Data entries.
--------------------------------------------------

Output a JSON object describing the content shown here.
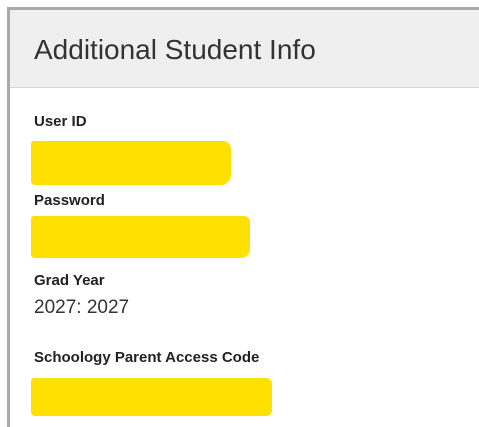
{
  "panel": {
    "title": "Additional Student Info"
  },
  "fields": [
    {
      "label": "User ID",
      "value": null,
      "redacted": true
    },
    {
      "label": "Password",
      "value": null,
      "redacted": true
    },
    {
      "label": "Grad Year",
      "value": "2027: 2027",
      "redacted": false
    },
    {
      "label": "Schoology Parent Access Code",
      "value": null,
      "redacted": true
    }
  ],
  "colors": {
    "header_bg": "#efefef",
    "border": "#a9a9a9",
    "redaction": "#ffe000",
    "label_text": "#222222",
    "value_text": "#333333"
  }
}
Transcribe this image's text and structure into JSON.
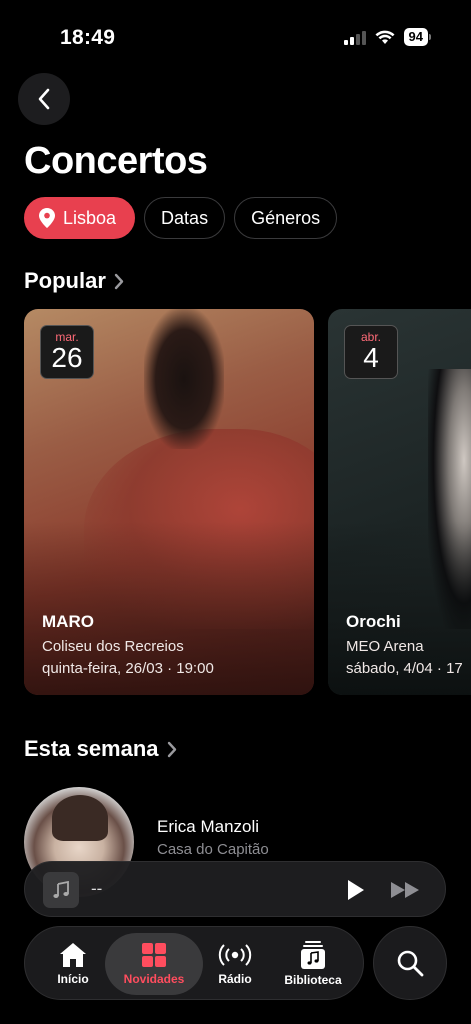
{
  "status": {
    "time": "18:49",
    "battery": "94"
  },
  "page": {
    "title": "Concertos"
  },
  "filters": {
    "location": "Lisboa",
    "dates": "Datas",
    "genres": "Géneros"
  },
  "sections": {
    "popular": "Popular",
    "this_week": "Esta semana"
  },
  "popular_cards": [
    {
      "month": "mar.",
      "day": "26",
      "artist": "MARO",
      "venue": "Coliseu dos Recreios",
      "time": "quinta-feira, 26/03 · 19:00"
    },
    {
      "month": "abr.",
      "day": "4",
      "artist": "Orochi",
      "venue": "MEO Arena",
      "time": "sábado, 4/04 · 17"
    }
  ],
  "this_week": [
    {
      "artist": "Erica Manzoli",
      "venue": "Casa do Capitão"
    }
  ],
  "mini_player": {
    "title": "--"
  },
  "tabs": [
    {
      "label": "Início",
      "icon": "home-icon",
      "active": false
    },
    {
      "label": "Novidades",
      "icon": "grid-icon",
      "active": true
    },
    {
      "label": "Rádio",
      "icon": "radio-icon",
      "active": false
    },
    {
      "label": "Biblioteca",
      "icon": "library-icon",
      "active": false
    }
  ],
  "colors": {
    "accent": "#e8404f",
    "background": "#000000",
    "tab_active": "#ff4d5e"
  }
}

--------------------------------------------------

Work required.
Print the records above exactly as they stand, but leave out the pictures.

Task response.
Output a JSON object describing the content shown here.
{
  "panel": {
    "title": "Additional Student Info"
  },
  "fields": [
    {
      "label": "User ID",
      "value": null,
      "redacted": true
    },
    {
      "label": "Password",
      "value": null,
      "redacted": true
    },
    {
      "label": "Grad Year",
      "value": "2027: 2027",
      "redacted": false
    },
    {
      "label": "Schoology Parent Access Code",
      "value": null,
      "redacted": true
    }
  ],
  "colors": {
    "header_bg": "#efefef",
    "border": "#a9a9a9",
    "redaction": "#ffe000",
    "label_text": "#222222",
    "value_text": "#333333"
  }
}
Transcribe this image's text and structure into JSON.
{
  "status": {
    "time": "18:49",
    "battery": "94"
  },
  "page": {
    "title": "Concertos"
  },
  "filters": {
    "location": "Lisboa",
    "dates": "Datas",
    "genres": "Géneros"
  },
  "sections": {
    "popular": "Popular",
    "this_week": "Esta semana"
  },
  "popular_cards": [
    {
      "month": "mar.",
      "day": "26",
      "artist": "MARO",
      "venue": "Coliseu dos Recreios",
      "time": "quinta-feira, 26/03 · 19:00"
    },
    {
      "month": "abr.",
      "day": "4",
      "artist": "Orochi",
      "venue": "MEO Arena",
      "time": "sábado, 4/04 · 17"
    }
  ],
  "this_week": [
    {
      "artist": "Erica Manzoli",
      "venue": "Casa do Capitão"
    }
  ],
  "mini_player": {
    "title": "--"
  },
  "tabs": [
    {
      "label": "Início",
      "icon": "home-icon",
      "active": false
    },
    {
      "label": "Novidades",
      "icon": "grid-icon",
      "active": true
    },
    {
      "label": "Rádio",
      "icon": "radio-icon",
      "active": false
    },
    {
      "label": "Biblioteca",
      "icon": "library-icon",
      "active": false
    }
  ],
  "colors": {
    "accent": "#e8404f",
    "background": "#000000",
    "tab_active": "#ff4d5e"
  }
}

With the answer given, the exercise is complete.